Requirements
Reproduce the passage on Moran's I analysis word for word, code lines included.

Text shown
********

The Moran’s I statistic is not robust to outliers or strongly skewed datasets. It’s therefore good practice to check the distribution of the attribute values. You can plot the attribute values as follows:

hist(s$Income, main=NULL)

or,

boxplot(s$Income, horizontal = TRUE)

Other than one outlier, the dataset seems to be well behaved. We’ll forgo any re-expression of the values going forward.

To symbolize the polygons using the Income attribute we will first define the classification breaks (style = quantile with n = 8 breaks) and the symbol colors (palette="Greens"). For the latter, the tmap package makes use of Cynthia Brewer’s color schemes (see her website).

tm_shape(s) + tm_fill(col="Income", style="quantile", n=8, palette="Greens") +
              tm_legend(outside=TRUE)

Moran’s I analysis

Step 1: Define neighboring polygons

The first step in a Moran’s I analysis requires that we define “neighboring” polygons. This could refer to contiguous polygons, polygons within a certain distance, or it could be non-spatial in nature and defined by social, political or cultural “neighbors”.

Here, we’ll adopt a contiguous neighbor definition. We’ll accept any contiguous polygons that share at least one vertex; this is the “queen” case (if one chooses to adopt the chess analogy) and it’s parameterized as queen = TRUE in the call to poly2nb. If we required that just edges be shared between polygons then we would set queen = FALSE (the rook analogy).

nb <- poly2nb(s, queen=TRUE)

********

Provided records
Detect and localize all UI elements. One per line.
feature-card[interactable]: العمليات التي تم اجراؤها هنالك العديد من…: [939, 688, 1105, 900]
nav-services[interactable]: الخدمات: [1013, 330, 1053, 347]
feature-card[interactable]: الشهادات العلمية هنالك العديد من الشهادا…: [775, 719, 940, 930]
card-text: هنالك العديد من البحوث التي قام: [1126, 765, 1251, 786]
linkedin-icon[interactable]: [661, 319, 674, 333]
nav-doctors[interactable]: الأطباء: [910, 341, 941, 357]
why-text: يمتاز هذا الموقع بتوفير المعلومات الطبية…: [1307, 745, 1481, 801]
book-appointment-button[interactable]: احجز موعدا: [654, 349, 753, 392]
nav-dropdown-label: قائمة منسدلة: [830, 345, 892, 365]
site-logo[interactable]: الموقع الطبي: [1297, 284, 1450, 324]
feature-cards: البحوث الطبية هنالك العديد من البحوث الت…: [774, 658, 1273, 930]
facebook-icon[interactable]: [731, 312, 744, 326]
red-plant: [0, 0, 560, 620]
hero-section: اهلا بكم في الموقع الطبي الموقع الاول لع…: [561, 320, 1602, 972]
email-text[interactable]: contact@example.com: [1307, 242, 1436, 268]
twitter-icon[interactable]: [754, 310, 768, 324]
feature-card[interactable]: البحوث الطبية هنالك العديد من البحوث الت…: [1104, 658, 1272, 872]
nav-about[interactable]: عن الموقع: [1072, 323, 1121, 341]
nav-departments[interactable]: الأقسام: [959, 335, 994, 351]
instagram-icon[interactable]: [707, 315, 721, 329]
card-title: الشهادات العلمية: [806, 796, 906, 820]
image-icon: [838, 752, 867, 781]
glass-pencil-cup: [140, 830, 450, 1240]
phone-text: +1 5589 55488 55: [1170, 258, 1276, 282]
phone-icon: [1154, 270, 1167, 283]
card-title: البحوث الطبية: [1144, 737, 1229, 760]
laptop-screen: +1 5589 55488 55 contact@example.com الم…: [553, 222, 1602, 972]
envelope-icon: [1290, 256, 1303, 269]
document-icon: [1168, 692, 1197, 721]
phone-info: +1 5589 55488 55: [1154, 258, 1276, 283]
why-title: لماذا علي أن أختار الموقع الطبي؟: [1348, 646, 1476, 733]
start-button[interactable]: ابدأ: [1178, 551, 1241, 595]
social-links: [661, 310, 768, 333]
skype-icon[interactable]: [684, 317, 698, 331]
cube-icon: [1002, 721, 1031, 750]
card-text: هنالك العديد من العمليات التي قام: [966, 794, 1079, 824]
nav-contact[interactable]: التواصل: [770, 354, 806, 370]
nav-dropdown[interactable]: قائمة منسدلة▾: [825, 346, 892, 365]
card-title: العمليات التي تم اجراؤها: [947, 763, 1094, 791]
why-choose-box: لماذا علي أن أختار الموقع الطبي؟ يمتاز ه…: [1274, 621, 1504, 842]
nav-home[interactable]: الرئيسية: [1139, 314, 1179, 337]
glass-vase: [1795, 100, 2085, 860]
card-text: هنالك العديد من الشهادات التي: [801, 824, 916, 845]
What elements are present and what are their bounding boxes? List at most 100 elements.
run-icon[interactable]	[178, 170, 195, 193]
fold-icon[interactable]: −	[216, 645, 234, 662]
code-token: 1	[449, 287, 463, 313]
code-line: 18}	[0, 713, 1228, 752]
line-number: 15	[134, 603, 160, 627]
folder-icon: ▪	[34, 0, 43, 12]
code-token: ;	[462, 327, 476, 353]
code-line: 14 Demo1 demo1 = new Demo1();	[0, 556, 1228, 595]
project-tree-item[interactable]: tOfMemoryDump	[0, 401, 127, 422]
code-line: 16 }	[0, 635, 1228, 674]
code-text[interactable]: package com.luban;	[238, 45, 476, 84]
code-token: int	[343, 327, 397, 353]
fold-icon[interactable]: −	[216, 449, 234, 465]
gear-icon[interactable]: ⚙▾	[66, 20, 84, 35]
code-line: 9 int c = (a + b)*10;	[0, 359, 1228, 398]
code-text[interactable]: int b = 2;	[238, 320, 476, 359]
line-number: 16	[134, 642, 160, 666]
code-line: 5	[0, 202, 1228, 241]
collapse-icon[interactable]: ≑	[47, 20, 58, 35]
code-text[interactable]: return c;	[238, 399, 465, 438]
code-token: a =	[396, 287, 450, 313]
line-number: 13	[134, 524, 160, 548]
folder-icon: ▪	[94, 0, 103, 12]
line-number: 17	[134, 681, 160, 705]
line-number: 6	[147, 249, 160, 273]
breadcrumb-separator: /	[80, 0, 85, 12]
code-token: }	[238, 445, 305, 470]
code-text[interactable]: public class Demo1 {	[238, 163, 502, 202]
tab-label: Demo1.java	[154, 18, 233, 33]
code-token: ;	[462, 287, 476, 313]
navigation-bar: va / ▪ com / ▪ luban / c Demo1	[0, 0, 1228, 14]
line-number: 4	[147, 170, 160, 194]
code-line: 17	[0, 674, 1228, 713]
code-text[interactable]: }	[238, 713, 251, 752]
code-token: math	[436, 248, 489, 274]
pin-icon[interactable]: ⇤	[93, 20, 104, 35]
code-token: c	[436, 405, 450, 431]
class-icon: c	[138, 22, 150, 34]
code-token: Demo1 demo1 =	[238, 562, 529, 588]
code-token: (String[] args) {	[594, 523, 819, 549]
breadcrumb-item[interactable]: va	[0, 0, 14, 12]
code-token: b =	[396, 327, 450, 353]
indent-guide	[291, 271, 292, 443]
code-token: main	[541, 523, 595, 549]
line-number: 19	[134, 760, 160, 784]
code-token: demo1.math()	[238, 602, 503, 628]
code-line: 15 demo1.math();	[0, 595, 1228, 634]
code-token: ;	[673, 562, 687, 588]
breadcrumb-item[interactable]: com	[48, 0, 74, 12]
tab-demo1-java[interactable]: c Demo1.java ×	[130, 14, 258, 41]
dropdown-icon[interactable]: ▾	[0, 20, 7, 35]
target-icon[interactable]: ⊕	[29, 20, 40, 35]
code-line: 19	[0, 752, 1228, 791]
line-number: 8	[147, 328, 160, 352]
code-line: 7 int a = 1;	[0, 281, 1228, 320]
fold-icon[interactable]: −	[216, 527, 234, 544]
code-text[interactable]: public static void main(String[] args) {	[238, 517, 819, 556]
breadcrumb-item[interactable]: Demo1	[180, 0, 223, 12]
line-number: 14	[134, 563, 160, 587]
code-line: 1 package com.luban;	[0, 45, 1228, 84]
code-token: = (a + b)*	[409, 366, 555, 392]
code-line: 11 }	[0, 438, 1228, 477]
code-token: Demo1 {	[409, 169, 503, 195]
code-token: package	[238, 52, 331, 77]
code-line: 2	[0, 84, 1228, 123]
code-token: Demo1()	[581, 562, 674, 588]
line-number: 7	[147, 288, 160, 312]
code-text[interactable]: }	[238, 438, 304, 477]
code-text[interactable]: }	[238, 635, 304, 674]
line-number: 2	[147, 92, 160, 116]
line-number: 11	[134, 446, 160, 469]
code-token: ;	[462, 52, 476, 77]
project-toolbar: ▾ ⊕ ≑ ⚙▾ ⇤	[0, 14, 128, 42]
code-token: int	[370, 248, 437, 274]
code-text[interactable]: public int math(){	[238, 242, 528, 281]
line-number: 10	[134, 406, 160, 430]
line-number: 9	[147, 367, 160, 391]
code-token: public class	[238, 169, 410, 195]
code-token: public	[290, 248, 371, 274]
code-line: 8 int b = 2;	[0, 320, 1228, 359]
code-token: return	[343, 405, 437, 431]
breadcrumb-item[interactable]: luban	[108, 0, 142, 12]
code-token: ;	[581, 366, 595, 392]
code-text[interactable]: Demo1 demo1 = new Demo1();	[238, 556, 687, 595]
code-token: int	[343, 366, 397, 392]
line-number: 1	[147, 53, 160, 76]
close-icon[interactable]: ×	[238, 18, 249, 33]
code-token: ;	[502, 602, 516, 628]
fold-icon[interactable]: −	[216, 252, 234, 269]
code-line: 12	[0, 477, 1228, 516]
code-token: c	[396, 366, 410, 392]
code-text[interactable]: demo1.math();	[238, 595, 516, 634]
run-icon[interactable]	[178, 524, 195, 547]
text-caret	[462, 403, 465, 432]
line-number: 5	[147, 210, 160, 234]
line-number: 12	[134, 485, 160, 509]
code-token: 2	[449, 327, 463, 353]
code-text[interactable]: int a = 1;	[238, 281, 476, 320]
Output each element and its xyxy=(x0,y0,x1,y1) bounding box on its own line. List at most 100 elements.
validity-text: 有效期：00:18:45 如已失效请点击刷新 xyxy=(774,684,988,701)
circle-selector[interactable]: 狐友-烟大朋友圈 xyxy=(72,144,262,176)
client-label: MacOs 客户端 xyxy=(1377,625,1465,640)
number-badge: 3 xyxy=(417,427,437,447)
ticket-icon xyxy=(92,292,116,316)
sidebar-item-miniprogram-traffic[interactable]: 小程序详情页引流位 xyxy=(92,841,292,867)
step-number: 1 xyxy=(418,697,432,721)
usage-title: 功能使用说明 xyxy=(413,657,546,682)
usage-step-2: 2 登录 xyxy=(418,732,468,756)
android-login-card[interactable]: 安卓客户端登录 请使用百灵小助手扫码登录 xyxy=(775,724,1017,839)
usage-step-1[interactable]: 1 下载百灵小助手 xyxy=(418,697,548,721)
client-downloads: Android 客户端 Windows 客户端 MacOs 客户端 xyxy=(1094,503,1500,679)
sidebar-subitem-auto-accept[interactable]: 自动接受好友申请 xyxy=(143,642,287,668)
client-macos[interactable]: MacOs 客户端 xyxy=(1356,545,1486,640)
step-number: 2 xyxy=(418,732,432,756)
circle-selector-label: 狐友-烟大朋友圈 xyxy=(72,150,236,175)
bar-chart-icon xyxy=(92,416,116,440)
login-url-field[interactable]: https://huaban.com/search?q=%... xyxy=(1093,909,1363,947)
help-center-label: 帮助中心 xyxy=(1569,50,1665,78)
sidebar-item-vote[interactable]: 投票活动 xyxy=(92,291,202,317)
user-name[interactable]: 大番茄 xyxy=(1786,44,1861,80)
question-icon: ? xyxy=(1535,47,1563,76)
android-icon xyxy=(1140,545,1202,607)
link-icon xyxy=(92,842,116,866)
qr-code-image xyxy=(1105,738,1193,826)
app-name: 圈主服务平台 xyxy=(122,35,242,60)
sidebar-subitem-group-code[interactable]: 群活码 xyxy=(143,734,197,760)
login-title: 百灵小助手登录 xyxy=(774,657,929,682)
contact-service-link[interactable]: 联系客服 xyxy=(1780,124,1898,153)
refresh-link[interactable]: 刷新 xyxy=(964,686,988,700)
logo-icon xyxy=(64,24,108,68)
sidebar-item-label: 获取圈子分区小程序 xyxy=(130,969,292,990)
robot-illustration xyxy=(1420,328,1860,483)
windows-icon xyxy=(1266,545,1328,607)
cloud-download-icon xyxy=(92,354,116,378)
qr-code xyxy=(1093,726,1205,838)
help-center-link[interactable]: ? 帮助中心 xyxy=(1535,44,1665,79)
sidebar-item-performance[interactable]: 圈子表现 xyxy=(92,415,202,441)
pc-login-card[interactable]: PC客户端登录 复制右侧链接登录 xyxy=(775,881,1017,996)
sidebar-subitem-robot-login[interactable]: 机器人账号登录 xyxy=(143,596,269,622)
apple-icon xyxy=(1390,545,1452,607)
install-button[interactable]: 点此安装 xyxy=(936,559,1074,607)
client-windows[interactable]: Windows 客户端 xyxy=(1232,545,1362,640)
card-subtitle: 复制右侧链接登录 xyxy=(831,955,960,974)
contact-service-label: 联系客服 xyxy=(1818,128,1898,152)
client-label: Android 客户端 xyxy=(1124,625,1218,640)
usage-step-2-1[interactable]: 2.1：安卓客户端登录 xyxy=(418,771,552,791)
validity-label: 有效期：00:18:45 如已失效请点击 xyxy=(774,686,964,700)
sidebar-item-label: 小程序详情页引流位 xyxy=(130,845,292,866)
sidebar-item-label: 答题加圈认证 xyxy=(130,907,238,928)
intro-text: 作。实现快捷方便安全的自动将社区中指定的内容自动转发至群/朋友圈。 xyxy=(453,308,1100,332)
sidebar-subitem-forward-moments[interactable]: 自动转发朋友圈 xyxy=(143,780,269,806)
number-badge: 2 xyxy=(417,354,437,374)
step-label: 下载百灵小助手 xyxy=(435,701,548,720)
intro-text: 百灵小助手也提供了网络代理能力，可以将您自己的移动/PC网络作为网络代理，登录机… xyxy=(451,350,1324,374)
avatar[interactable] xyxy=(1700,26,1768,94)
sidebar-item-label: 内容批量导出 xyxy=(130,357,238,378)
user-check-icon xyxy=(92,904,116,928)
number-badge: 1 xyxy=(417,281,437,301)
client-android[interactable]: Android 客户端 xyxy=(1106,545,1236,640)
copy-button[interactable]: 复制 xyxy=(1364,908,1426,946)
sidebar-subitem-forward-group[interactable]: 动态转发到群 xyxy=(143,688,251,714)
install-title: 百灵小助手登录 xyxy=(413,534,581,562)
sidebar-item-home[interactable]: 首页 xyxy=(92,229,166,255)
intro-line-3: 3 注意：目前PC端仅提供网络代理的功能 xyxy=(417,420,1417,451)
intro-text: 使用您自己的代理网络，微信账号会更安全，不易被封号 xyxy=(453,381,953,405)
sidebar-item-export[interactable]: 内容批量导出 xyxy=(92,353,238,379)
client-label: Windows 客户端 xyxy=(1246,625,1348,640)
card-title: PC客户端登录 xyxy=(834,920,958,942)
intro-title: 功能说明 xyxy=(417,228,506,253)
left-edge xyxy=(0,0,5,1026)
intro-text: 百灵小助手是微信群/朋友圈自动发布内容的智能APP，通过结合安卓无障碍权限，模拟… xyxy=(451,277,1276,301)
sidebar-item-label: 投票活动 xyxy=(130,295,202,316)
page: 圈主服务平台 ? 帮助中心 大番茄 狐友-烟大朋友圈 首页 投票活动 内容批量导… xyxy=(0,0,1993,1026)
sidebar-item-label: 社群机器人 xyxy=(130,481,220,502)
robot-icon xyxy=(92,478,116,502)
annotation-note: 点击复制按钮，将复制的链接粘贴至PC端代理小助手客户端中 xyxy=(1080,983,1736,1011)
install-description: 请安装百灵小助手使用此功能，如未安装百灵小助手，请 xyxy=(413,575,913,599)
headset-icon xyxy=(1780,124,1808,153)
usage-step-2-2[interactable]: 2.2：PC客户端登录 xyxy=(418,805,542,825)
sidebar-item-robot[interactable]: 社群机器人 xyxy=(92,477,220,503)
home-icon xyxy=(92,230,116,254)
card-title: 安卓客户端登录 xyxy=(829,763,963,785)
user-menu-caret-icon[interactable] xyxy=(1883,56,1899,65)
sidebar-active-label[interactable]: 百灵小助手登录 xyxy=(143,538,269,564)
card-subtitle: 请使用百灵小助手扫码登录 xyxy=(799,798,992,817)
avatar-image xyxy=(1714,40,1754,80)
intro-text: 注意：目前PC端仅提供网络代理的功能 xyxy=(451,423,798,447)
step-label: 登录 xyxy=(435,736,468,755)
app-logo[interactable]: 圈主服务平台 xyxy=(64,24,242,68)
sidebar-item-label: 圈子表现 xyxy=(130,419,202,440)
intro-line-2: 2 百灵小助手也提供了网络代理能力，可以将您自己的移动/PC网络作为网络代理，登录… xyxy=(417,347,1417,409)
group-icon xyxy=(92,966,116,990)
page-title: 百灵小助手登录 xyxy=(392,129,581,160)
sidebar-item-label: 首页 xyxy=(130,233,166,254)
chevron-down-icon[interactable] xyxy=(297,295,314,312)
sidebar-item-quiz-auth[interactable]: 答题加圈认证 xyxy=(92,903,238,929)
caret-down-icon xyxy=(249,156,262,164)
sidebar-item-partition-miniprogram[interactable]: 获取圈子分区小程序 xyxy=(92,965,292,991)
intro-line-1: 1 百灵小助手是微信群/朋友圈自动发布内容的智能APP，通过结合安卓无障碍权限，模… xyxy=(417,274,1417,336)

********

Solution to the exercise
The Moran’s I statistic is not robust to outliers or strongly skewed datasets. It’s therefore good practice to check the distribution of the attribute values. You can plot the attribute values as follows:

hist(s$Income, main=NULL)

or,

boxplot(s$Income, horizontal = TRUE)

Other than one outlier, the dataset seems to be well behaved. We’ll forgo any re-expression of the values going forward.

To symbolize the polygons using the Income attribute we will first define the classification breaks (style = quantile with n = 8 breaks) and the symbol colors (palette="Greens"). For the latter, the tmap package makes use of Cynthia Brewer’s color schemes (see her website).

tm_shape(s) + tm_fill(col="Income", style="quantile", n=8, palette="Greens") +
              tm_legend(outside=TRUE)

Moran’s I analysis

Step 1: Define neighboring polygons

The first step in a Moran’s I analysis requires that we define “neighboring” polygons. This could refer to contiguous polygons, polygons within a certain distance, or it could be non-spatial in nature and defined by social, political or cultural “neighbors”.

Here, we’ll adopt a contiguous neighbor definition. We’ll accept any contiguous polygons that share at least one vertex; this is the “queen” case (if one chooses to adopt the chess analogy) and it’s parameterized as queen = TRUE in the call to poly2nb. If we required that just edges be shared between polygons then we would set queen = FALSE (the rook analogy).

nb <- poly2nb(s, queen=TRUE)